A run of records:
══════════════════════════════

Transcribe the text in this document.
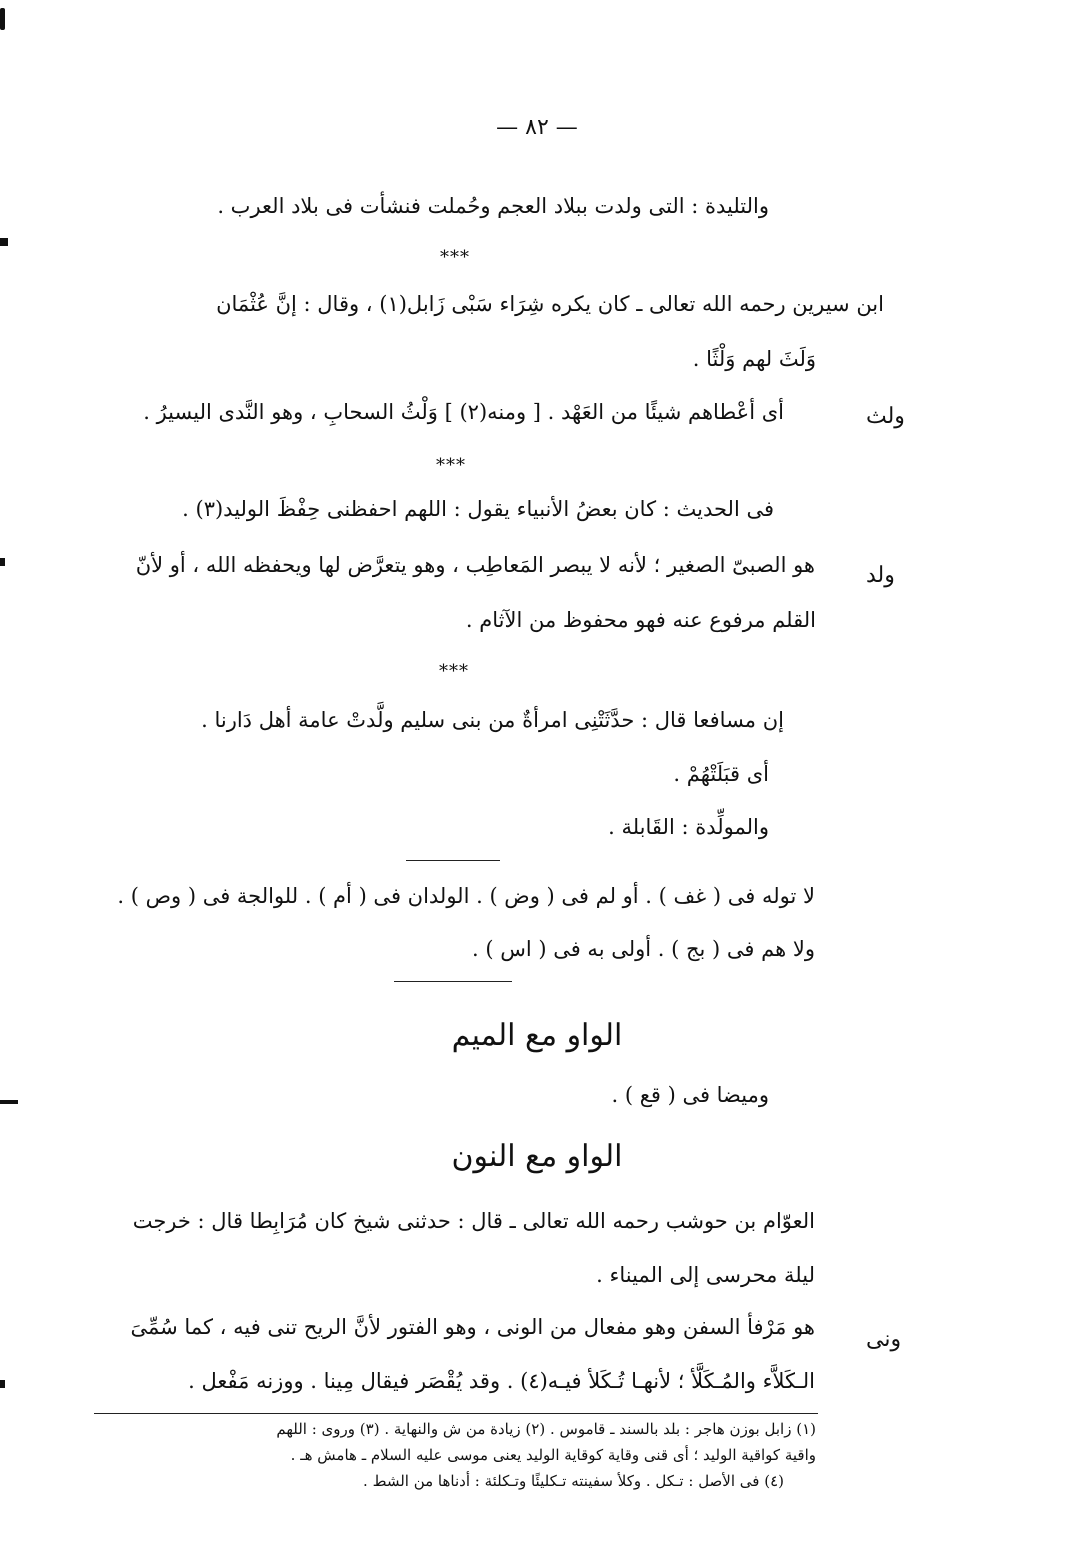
— ٨٢ —
والتليدة : التى ولدت ببلاد العجم وحُملت فنشأت فى بلاد العرب .
***
ابن سيرين رحمه الله تعالى ـ كان يكره شِرَاء سَبْى زَابل(١) ، وقال : إنَّ عُثْمَان
وَلَثَ لهم وَلْثًا .
ولث
أى أعْطاهم شيئًا من العَهْد . [ ومنه(٢) ] وَلْثُ السحابِ ، وهو النَّدى اليسيرُ .
***
فى الحديث : كان بعضُ الأنبياء يقول : اللهم احفظنى حِفْظَ الوليد(٣) .
ولد
هو الصبىّ الصغير ؛ لأنه لا يبصر المَعاطِب ، وهو يتعرَّض لها ويحفظه الله ، أو لأنّ
القلم مرفوع عنه فهو محفوظ من الآثام .
***
إن مسافعا قال : حدَّثَتْنِى امرأةٌ من بنى سليم ولَّدتْ عامة أهل دَارنا .
أى قبَلَتْهُمْ .
والمولِّدة : القَابلة .
لا توله فى ( غف ) . أو لم فى ( وض ) . الولدان فى ( أم ) . للوالجة فى ( وص ) .
ولا هم فى ( بج ) . أولى به فى ( اس ) .
الواو مع الميم
وميضا فى ( قع ) .
الواو مع النون
العوّام بن حوشب رحمه الله تعالى ـ قال : حدثنى شيخ كان مُرَابِطا قال : خرجت
ليلة محرسى إلى الميناء .
ونى
هو مَرْفأ السفن وهو مفعال من الونى ، وهو الفتور لأنَّ الريح تنى فيه ، كما سُمِّىَ
الـكَلاَّء والمُـكَلَّأ ؛ لأنهـا تُـكَلأ فيـه(٤) . وقد يُقْصَر فيقال مِينا . ووزنه مَفْعل .
(١) زابل بوزن هاجر : بلد بالسند ـ قاموس . (٢) زيادة من ش والنهاية . (٣) وروى : اللهم
واقية كواقية الوليد ؛ أى قنى وقاية كوقاية الوليد يعنى موسى عليه السلام ـ هامش هـ .
(٤) فى الأصل : تـكل . وكلأ سفينته تـكليئًا وتـكلئة : أدناها من الشط .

══════════════════════════════

* Required work
Search the data above for lines holding "رحمه" and copy each of them.

* Full response
ابن سيرين رحمه الله تعالى ـ كان يكره شِرَاء سَبْى زَابل(١) ، وقال : إنَّ عُثْمَان
العوّام بن حوشب رحمه الله تعالى ـ قال : حدثنى شيخ كان مُرَابِطا قال : خرجت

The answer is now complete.